Especially, since Yachiyo is going to move, I wanted to capture and document the essence of the kitchen, its character and all the things I can only begin to imagine they have seen from that charming cubby hole.


After I ate two servings, the people at Yachiyo laughed at me. As I was leaving, the old man even took his chef hat off, bowed, thanked me for my patronage and said he was so happy I enjoyed my lunch. My heart basically melted.

I don’t care if i have to stand in line again. I am definitely going back until they know my name. And once a rapport is built, I hope to hear stories from them I can right now, only imagine.

God I love everything about Tsukiji.


Yachiyo 八千代
In the inner market between Sushi Dai and Daiwa.
Sorry there’s no map. The government only printed one for the outer market. Just look for the characters.

In case you’re wondering the char siu was out of control. The pork melted and combined with the creamy egg yolk, there were unspeakable things going on in my mouth at one time.

But the deep fried shrimp – OMG. It was seriously, the best deep fried shrimp I have ever had.

Just as a side-note, I only left the tail (meaning yes, I even ate the head) and of course the people at Yachiyo noticed. As of late, the younger generation of Japanese who leave the heads are increasing — which is okay, but people who do eat the head show they have a different outlook and respect for food. Which in turn, earns respect from the people preparing and serving our foods.

Nerdy Stuff

This was too nerdy to post on Facebook and Instagram so I’m just going to leave it here.

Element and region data
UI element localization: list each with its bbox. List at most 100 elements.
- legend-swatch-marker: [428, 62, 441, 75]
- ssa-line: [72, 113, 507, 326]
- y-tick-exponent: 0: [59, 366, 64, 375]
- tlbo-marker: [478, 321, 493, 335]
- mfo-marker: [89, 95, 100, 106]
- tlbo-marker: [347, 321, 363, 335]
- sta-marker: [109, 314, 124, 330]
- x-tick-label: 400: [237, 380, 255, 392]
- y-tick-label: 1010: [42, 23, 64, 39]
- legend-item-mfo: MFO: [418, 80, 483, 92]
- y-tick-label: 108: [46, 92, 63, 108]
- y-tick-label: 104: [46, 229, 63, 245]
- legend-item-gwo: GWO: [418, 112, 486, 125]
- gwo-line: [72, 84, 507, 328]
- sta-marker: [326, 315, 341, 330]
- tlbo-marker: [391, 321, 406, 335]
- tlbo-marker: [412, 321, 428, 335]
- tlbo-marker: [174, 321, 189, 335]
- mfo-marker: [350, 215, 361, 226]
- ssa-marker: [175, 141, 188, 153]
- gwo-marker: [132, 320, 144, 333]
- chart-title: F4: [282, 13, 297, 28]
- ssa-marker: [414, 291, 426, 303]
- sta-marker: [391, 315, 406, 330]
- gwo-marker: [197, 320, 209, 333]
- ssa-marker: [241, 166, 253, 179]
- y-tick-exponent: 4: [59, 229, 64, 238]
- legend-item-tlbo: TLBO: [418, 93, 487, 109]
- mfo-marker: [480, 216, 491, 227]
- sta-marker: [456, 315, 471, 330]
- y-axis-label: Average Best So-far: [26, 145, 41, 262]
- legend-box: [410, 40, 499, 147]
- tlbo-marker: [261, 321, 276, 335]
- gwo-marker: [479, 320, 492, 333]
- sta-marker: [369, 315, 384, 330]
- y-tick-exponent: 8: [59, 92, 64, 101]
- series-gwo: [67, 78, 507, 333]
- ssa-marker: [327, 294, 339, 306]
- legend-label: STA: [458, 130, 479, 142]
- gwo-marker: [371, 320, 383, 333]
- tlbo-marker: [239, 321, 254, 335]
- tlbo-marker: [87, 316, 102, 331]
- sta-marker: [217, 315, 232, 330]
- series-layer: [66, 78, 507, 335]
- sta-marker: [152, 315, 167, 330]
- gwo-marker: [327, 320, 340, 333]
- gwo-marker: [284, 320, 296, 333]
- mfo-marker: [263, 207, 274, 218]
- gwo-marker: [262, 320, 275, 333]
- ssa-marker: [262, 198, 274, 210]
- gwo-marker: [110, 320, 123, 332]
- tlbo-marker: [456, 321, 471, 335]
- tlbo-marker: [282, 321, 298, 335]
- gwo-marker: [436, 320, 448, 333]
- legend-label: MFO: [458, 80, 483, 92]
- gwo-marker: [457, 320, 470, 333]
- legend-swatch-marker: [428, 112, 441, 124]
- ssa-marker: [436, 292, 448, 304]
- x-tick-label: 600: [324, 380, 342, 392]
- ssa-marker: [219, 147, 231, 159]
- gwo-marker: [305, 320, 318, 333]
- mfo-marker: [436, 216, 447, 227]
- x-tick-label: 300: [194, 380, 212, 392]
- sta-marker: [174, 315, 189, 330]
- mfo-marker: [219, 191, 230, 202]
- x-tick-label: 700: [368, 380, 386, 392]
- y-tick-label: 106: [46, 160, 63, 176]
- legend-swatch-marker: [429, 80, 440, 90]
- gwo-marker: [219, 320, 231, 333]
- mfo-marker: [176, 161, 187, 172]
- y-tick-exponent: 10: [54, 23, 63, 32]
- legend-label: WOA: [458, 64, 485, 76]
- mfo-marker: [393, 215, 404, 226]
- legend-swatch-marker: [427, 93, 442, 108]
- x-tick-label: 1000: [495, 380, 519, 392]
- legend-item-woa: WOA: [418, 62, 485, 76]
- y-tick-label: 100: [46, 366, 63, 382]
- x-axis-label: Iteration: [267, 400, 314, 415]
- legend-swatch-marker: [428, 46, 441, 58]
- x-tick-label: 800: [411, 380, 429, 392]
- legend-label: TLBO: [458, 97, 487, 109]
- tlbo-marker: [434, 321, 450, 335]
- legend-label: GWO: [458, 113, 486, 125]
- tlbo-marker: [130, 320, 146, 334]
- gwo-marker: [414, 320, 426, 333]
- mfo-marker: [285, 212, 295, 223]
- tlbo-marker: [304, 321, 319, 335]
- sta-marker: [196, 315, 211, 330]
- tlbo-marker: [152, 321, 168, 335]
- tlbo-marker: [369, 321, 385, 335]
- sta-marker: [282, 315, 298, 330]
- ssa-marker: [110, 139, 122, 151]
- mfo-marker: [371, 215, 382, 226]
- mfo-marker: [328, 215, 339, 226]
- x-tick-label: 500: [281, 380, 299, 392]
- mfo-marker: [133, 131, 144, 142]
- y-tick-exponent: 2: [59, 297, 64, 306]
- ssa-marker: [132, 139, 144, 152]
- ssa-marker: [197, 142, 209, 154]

▶ SET OF TASKS
(A) Answer these questions from the passage about Yachiyo:
(i) Between which two places in the inner market is Yachiyo located?
(ii) What part of the deep fried shrimp did the writer leave uneaten?
(iii) What did the old man take off as the writer was leaving?
(B) Reproduce word for word the part of the records that opens with their first line and closes with the line containing "- tlbo-marker: [478, 321, 493, 335]", both included.
The text and the records are separate material.

▶ LIST OF SOLUTIONS
(A)
(i) Between Sushi Dai and Daiwa.
(ii) Only the tail.
(iii) His chef hat.

(B)
UI element localization: list each with its bbox. List at most 100 elements.
- legend-swatch-marker: [428, 62, 441, 75]
- ssa-line: [72, 113, 507, 326]
- y-tick-exponent: 0: [59, 366, 64, 375]
- tlbo-marker: [478, 321, 493, 335]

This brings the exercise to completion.